Pull out the lines in the records below word for word, starting at the line that has "1659, 87, 1681]" and stopping after the one that has "1693, 1279, 1714]".

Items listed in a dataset
** Start **

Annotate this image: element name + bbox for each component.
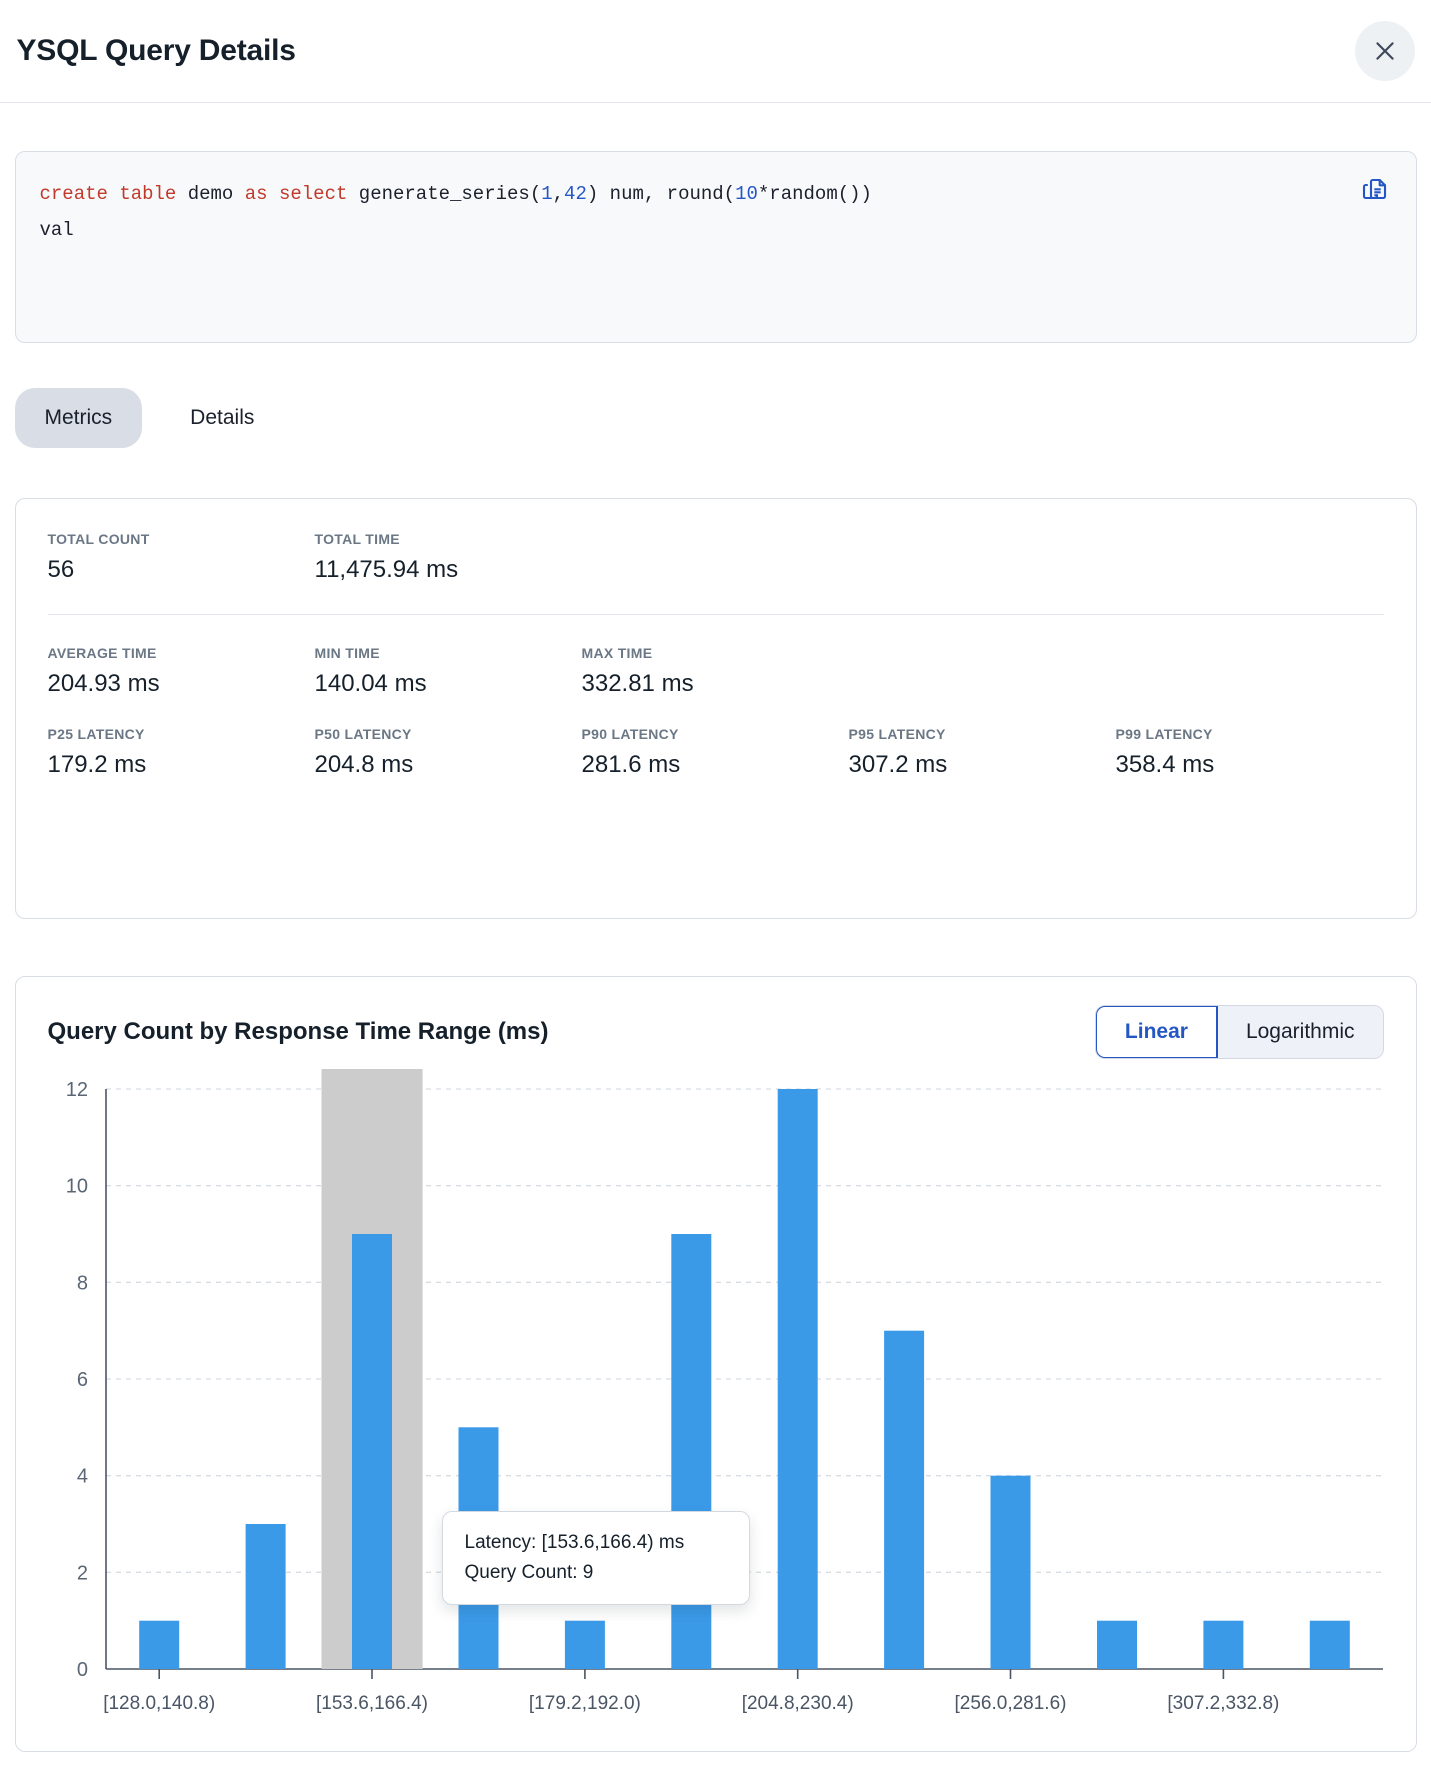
svg-text:0: 0	[76, 1659, 87, 1681]
svg-text:[204.8,230.4): [204.8,230.4)	[741, 1693, 853, 1714]
svg-text:6: 6	[76, 1369, 87, 1391]
svg-text:4: 4	[76, 1466, 87, 1488]
svg-text:[179.2,192.0): [179.2,192.0)	[528, 1693, 640, 1714]
svg-text:[153.6,166.4): [153.6,166.4)	[316, 1693, 428, 1714]
svg-text:8: 8	[76, 1272, 87, 1294]
svg-text:2: 2	[76, 1562, 87, 1584]
svg-text:10: 10	[65, 1176, 87, 1198]
svg-text:[256.0,281.6): [256.0,281.6)	[954, 1693, 1066, 1714]
svg-text:[307.2,332.8): [307.2,332.8)	[1167, 1693, 1279, 1714]
svg-text:[128.0,140.8): [128.0,140.8)	[103, 1693, 215, 1714]
svg-text:12: 12	[65, 1079, 87, 1101]
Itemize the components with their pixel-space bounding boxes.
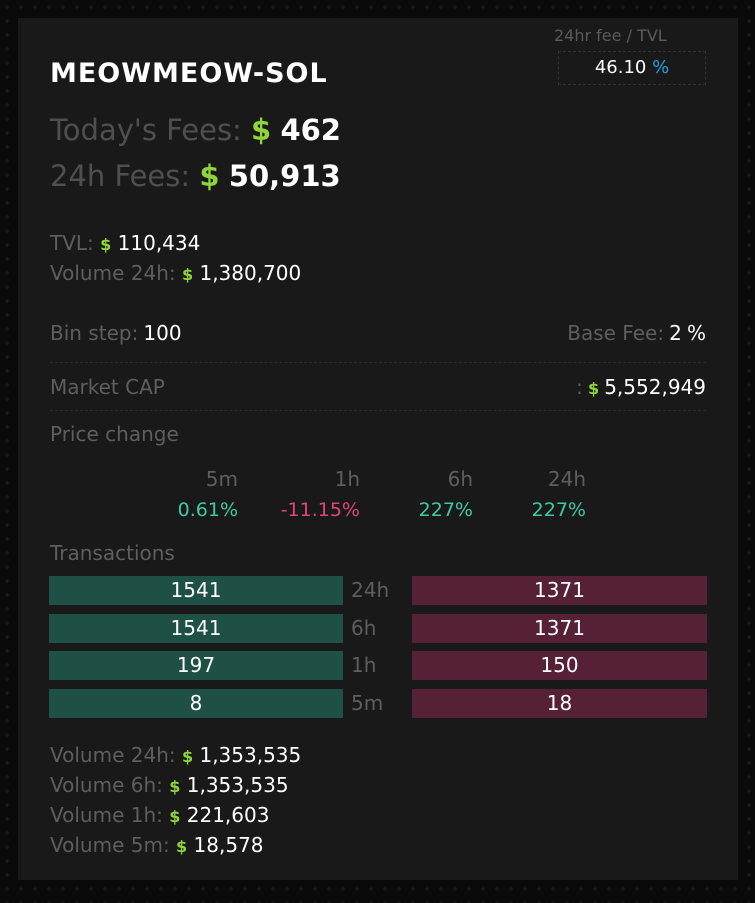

** End **

**OUTPUT FOR THIS EXERCISE:**
svg-text:0: 0	[76, 1659, 87, 1681]
svg-text:[204.8,230.4): [204.8,230.4)	[741, 1693, 853, 1714]
svg-text:6: 6	[76, 1369, 87, 1391]
svg-text:4: 4	[76, 1466, 87, 1488]
svg-text:[179.2,192.0): [179.2,192.0)	[528, 1693, 640, 1714]
svg-text:[153.6,166.4): [153.6,166.4)	[316, 1693, 428, 1714]
svg-text:8: 8	[76, 1272, 87, 1294]
svg-text:2: 2	[76, 1562, 87, 1584]
svg-text:10: 10	[65, 1176, 87, 1198]
svg-text:[256.0,281.6): [256.0,281.6)	[954, 1693, 1066, 1714]
svg-text:[307.2,332.8): [307.2,332.8)	[1167, 1693, 1279, 1714]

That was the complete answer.